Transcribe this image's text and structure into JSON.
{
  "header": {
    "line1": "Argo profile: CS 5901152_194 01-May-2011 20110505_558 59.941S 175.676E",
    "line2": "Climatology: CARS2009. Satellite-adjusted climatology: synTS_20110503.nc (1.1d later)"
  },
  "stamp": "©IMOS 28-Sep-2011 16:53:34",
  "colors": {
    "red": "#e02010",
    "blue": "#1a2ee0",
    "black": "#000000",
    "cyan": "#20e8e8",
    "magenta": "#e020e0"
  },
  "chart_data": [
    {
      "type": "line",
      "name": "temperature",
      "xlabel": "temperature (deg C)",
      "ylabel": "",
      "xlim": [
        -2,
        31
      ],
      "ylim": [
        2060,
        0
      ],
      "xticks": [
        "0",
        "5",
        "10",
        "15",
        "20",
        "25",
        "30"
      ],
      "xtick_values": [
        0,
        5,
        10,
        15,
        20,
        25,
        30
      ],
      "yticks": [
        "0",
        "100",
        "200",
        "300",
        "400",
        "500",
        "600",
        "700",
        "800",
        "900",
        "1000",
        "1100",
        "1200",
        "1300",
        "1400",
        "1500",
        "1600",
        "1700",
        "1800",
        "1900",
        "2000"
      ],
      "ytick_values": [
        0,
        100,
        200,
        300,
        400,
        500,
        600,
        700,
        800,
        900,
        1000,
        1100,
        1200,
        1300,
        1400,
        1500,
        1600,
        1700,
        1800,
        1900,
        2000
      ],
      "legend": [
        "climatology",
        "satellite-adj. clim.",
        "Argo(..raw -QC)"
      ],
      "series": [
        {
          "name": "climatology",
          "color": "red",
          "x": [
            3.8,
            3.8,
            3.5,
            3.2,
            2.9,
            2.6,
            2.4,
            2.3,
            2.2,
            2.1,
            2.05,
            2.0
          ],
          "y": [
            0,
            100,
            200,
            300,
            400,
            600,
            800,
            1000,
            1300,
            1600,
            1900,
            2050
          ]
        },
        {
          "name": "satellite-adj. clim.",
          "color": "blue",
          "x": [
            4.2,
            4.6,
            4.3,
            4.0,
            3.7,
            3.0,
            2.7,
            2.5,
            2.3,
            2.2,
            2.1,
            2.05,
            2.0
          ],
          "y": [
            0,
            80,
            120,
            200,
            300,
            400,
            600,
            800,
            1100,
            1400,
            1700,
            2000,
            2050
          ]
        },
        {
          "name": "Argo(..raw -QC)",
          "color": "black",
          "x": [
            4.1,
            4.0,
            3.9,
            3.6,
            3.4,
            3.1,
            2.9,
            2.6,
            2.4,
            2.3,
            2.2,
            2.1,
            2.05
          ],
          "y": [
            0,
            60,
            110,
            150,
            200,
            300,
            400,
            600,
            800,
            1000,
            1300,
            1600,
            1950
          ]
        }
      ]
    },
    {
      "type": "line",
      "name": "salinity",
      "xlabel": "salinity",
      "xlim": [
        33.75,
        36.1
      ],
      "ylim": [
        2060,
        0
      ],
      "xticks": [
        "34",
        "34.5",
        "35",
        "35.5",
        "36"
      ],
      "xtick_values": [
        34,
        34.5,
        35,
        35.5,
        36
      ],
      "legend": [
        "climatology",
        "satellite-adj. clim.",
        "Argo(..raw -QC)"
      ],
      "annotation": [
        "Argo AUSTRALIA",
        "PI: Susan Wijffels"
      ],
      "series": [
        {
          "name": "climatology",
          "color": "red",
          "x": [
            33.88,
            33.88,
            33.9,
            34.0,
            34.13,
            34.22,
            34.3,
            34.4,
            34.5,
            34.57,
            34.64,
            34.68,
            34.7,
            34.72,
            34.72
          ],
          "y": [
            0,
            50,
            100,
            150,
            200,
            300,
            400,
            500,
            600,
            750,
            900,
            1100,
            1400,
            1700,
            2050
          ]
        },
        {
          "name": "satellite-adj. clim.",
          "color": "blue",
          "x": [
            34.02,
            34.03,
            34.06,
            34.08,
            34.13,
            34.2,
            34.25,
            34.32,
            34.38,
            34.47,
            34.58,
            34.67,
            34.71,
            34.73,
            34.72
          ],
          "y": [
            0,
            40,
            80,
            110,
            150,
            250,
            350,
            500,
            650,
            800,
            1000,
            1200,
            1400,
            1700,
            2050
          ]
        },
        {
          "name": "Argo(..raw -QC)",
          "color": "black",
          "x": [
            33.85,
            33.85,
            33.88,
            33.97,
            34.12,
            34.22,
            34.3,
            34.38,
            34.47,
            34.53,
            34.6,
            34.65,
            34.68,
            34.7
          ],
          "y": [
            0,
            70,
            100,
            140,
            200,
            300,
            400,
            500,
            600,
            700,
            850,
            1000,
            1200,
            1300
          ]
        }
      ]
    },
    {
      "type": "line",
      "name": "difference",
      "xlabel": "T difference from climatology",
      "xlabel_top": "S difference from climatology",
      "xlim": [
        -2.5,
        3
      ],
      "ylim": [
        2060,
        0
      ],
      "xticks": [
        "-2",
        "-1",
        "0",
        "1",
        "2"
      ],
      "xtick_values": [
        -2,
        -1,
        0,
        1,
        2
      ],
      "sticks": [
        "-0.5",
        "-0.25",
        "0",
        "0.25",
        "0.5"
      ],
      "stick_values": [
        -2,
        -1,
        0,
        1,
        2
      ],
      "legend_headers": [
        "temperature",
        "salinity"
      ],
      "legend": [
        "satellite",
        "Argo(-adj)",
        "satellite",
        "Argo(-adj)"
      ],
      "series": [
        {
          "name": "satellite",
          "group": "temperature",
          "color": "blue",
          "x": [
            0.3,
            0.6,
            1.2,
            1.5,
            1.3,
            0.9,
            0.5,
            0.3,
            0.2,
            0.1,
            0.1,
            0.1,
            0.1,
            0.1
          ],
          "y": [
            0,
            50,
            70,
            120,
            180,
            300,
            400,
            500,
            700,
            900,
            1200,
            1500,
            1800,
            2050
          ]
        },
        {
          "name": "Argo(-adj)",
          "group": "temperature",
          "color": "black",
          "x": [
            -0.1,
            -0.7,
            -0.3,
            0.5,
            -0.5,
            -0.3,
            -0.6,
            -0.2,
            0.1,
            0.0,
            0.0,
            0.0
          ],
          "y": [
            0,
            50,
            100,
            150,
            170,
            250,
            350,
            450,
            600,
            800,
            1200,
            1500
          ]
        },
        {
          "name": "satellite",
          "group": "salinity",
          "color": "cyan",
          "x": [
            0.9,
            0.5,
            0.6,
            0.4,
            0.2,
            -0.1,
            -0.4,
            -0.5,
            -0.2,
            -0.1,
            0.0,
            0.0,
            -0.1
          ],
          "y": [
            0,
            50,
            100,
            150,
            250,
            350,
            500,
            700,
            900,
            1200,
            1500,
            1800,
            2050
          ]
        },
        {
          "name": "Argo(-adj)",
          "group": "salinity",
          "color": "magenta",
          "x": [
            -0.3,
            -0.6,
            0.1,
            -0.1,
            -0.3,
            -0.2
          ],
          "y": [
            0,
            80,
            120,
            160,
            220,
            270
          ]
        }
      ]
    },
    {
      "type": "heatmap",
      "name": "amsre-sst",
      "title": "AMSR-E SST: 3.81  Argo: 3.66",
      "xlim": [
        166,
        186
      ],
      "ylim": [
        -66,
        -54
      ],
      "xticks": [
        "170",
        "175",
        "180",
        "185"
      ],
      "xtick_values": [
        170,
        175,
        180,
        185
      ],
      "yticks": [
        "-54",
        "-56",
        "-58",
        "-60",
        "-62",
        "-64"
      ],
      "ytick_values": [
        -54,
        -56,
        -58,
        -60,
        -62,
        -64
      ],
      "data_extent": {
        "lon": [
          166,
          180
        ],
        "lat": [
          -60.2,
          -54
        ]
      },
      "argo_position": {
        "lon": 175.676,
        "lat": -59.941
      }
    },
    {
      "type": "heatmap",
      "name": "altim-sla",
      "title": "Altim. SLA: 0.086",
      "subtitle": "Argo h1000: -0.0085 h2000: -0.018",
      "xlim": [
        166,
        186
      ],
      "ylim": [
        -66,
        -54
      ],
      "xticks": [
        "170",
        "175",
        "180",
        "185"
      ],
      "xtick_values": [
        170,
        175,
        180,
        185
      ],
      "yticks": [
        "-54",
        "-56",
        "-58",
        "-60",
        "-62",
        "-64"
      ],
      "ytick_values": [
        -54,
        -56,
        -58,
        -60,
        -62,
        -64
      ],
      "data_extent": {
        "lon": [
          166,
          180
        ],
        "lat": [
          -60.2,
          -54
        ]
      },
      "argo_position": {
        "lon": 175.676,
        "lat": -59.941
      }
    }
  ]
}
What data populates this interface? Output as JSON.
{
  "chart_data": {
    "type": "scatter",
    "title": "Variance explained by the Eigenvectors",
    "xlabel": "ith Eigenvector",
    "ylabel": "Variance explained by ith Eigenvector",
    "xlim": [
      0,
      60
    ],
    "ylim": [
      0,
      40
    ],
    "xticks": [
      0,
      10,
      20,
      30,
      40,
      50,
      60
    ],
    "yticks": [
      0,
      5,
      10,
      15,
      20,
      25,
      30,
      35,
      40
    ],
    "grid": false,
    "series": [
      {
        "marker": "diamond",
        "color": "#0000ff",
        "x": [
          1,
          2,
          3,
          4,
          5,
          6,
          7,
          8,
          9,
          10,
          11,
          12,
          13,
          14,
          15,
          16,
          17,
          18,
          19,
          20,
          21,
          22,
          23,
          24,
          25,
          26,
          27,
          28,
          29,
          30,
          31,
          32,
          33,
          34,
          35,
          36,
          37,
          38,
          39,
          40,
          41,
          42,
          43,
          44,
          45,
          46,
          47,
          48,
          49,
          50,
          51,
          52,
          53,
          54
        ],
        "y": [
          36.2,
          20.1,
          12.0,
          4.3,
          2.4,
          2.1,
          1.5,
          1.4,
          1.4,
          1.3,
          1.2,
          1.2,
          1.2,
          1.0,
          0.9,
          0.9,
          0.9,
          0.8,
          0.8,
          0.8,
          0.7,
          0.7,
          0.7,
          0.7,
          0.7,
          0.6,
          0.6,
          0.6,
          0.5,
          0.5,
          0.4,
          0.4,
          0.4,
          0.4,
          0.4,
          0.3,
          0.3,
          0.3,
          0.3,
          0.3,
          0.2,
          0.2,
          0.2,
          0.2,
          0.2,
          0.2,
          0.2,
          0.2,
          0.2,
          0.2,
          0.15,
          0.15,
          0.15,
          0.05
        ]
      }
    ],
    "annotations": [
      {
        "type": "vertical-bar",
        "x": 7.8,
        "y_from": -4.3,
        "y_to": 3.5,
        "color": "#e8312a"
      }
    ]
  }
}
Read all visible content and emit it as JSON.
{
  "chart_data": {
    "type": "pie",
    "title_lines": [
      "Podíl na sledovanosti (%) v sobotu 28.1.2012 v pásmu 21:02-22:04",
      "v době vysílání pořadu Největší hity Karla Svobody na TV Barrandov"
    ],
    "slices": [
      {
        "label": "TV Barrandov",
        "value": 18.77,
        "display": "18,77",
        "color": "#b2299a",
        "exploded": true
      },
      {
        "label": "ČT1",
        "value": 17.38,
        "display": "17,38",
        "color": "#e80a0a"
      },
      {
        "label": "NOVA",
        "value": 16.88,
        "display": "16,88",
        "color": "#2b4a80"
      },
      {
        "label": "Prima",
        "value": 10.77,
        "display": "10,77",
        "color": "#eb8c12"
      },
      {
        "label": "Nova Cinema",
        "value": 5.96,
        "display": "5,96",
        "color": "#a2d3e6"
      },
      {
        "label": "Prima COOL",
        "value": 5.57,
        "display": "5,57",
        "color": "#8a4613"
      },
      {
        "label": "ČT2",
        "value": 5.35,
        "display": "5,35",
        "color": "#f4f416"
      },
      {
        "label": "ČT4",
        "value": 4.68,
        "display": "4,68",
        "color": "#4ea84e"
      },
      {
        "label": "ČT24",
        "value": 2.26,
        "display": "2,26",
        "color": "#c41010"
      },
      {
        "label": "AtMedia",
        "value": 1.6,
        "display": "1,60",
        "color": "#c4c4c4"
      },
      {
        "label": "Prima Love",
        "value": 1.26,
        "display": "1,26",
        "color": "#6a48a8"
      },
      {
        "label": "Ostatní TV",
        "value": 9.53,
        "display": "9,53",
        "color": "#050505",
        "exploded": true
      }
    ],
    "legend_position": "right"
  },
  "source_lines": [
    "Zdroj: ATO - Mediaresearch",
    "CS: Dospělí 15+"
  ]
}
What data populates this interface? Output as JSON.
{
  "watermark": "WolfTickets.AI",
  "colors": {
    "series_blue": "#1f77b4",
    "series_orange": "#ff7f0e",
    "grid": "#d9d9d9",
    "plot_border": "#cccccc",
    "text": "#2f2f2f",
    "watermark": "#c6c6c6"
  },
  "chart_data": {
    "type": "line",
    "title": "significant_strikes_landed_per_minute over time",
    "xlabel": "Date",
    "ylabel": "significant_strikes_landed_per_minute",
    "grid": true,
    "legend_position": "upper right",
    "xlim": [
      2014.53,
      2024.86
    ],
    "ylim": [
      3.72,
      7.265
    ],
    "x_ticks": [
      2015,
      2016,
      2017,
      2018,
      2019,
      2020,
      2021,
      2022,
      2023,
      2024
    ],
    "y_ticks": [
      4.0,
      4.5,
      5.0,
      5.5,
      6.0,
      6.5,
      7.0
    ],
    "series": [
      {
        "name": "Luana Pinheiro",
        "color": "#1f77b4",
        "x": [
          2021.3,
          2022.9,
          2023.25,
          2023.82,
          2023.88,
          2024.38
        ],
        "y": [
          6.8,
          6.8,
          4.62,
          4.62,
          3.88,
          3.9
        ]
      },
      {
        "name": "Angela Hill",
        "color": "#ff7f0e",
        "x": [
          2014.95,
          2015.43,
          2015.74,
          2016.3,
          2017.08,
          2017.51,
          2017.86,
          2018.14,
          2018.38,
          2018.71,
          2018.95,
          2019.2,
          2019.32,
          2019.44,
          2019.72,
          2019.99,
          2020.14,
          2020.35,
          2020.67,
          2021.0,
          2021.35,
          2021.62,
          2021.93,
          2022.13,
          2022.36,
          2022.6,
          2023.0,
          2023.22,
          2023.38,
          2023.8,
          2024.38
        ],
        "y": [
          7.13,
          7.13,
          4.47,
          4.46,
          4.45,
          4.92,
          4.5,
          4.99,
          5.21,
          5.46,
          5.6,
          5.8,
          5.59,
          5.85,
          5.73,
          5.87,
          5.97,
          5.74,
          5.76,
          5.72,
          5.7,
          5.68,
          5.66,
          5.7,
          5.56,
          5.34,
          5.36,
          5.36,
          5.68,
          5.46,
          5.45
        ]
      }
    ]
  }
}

^^^^

Using the listing, copy every line where the word "salinity" shows up.

WORKED ANSWER:
      "name": "salinity",
      "xlabel": "salinity",
        "salinity"
          "group": "salinity",
          "group": "salinity",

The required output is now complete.